### The task
Copy out, unchanged, the lines in the entries from the line with "tab-league-soccer[interactable]: 足球 (195, 153, 262, 190)" up to and including the line with "record-summary: 近16日33過25 (218, 364, 441, 400)".

[Element location listings]
[Start]

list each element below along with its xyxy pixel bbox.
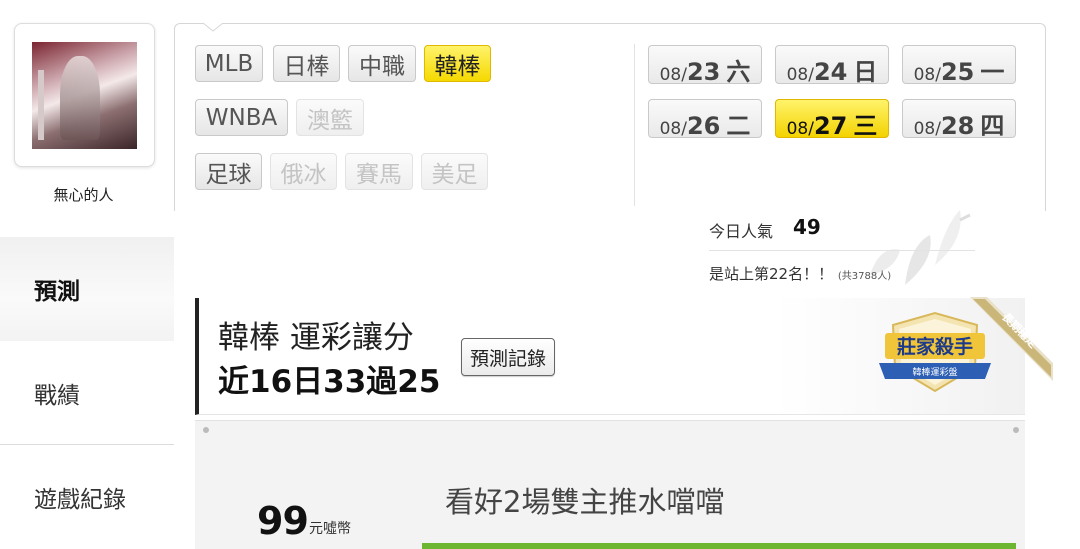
tab-league-soccer[interactable]: 足球 (195, 153, 262, 190)
sidebar-item-prediction[interactable]: 預測 (0, 237, 174, 341)
date-day: 25 (940, 58, 975, 86)
date-day: 24 (813, 58, 848, 86)
popularity-value: 49 (793, 215, 821, 239)
tab-label: 賽馬 (356, 161, 402, 188)
tab-league-npb[interactable]: 日棒 (273, 45, 340, 82)
date-day: 27 (813, 112, 848, 140)
tab-league-wnba[interactable]: WNBA (195, 99, 288, 136)
prediction-text[interactable]: 看好2場雙主推水噹噹 (445, 479, 724, 521)
date-0827[interactable]: 08/27 三 (775, 99, 889, 140)
tab-league-khl: 俄冰 (270, 153, 337, 190)
record-summary: 近16日33過25 (218, 364, 441, 400)
popularity-label: 今日人氣 (709, 222, 774, 241)
date-weekday: 三 (853, 112, 878, 140)
date-weekday: 二 (726, 112, 751, 140)
tab-label: 俄冰 (280, 161, 327, 188)
sidebar-item-game-history[interactable]: 遊戲紀錄 (0, 445, 174, 548)
rank-total: (共3788人) (837, 271, 892, 282)
username: 無心的人 (53, 186, 114, 204)
pin-icon (203, 427, 209, 433)
rank-text: 是站上第22名！！ (共3788人) (709, 263, 891, 284)
tab-league-nbl: 澳籃 (296, 99, 364, 136)
date-day: 26 (686, 112, 721, 140)
date-0825[interactable]: 08/25 一 (902, 45, 1016, 86)
date-weekday: 六 (726, 58, 751, 86)
tab-league-kbo[interactable]: 韓棒 (424, 45, 491, 82)
prediction-card[interactable]: 99 元噓幣 看好2場雙主推水噹噹 (195, 420, 1025, 549)
date-0828[interactable]: 08/28 四 (902, 99, 1016, 140)
date-month: 08/ (659, 119, 687, 139)
tab-label: WNBA (205, 104, 278, 131)
date-month: 08/ (786, 119, 814, 139)
prediction-price-unit: 元噓幣 (309, 521, 351, 537)
date-month: 08/ (913, 119, 941, 139)
date-0824[interactable]: 08/24 日 (775, 45, 889, 86)
prediction-history-button[interactable]: 預測記錄 (461, 338, 556, 376)
sidebar-item-label: 預測 (34, 279, 80, 305)
date-month: 08/ (786, 65, 814, 85)
panel-pointer-icon (203, 23, 223, 32)
pin-icon (1013, 427, 1019, 433)
prediction-bar (422, 543, 1016, 549)
tab-league-nfl: 美足 (421, 153, 488, 190)
rank-label: 是站上第22名！！ (709, 265, 834, 283)
date-day: 28 (940, 112, 975, 140)
date-month: 08/ (659, 65, 687, 85)
tab-league-mlb[interactable]: MLB (195, 45, 263, 82)
tab-label: 中職 (359, 53, 405, 80)
date-0826[interactable]: 08/26 二 (648, 99, 762, 140)
svg-text:莊家殺手: 莊家殺手 (897, 335, 973, 358)
svg-text:韓棒運彩盤: 韓棒運彩盤 (912, 366, 957, 378)
divider (634, 44, 635, 206)
tab-label: 澳籃 (307, 107, 353, 134)
date-0823[interactable]: 08/23 六 (648, 45, 762, 86)
tab-league-cpbl[interactable]: 中職 (348, 45, 416, 82)
record-title: 韓棒 運彩讓分 (218, 320, 414, 356)
tab-league-horse-racing: 賽馬 (345, 153, 413, 190)
divider (709, 250, 975, 251)
sidebar-item-record[interactable]: 戰績 (0, 341, 174, 445)
date-weekday: 日 (853, 58, 878, 86)
badge-banker-killer: 長期穩定 莊家殺手 韓棒運彩盤 (879, 297, 1053, 393)
date-month: 08/ (913, 65, 941, 85)
tab-label: 韓棒 (434, 53, 481, 80)
tab-label: 日棒 (283, 53, 330, 80)
avatar[interactable] (32, 42, 137, 149)
sidebar-item-label: 遊戲紀錄 (34, 486, 126, 513)
tab-label: MLB (204, 50, 254, 77)
date-weekday: 四 (980, 112, 1005, 140)
avatar-card[interactable] (14, 23, 155, 167)
date-weekday: 一 (980, 58, 1005, 86)
tab-label: 足球 (205, 161, 252, 188)
tab-label: 美足 (431, 161, 478, 188)
date-day: 23 (686, 58, 721, 86)
prediction-price: 99 (257, 499, 309, 543)
sidebar-item-label: 戰績 (34, 383, 80, 409)
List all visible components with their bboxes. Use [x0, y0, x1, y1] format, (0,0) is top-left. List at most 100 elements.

[End]

### Output of the task
tab-league-soccer[interactable]: 足球 (195, 153, 262, 190)
sidebar-item-prediction[interactable]: 預測 (0, 237, 174, 341)
date-day: 25 (940, 58, 975, 86)
date-day: 24 (813, 58, 848, 86)
popularity-value: 49 (793, 215, 821, 239)
tab-label: 賽馬 (356, 161, 402, 188)
tab-league-npb[interactable]: 日棒 (273, 45, 340, 82)
date-day: 27 (813, 112, 848, 140)
tab-league-wnba[interactable]: WNBA (195, 99, 288, 136)
prediction-text[interactable]: 看好2場雙主推水噹噹 (445, 479, 724, 521)
date-0827[interactable]: 08/27 三 (775, 99, 889, 140)
tab-league-khl: 俄冰 (270, 153, 337, 190)
record-summary: 近16日33過25 (218, 364, 441, 400)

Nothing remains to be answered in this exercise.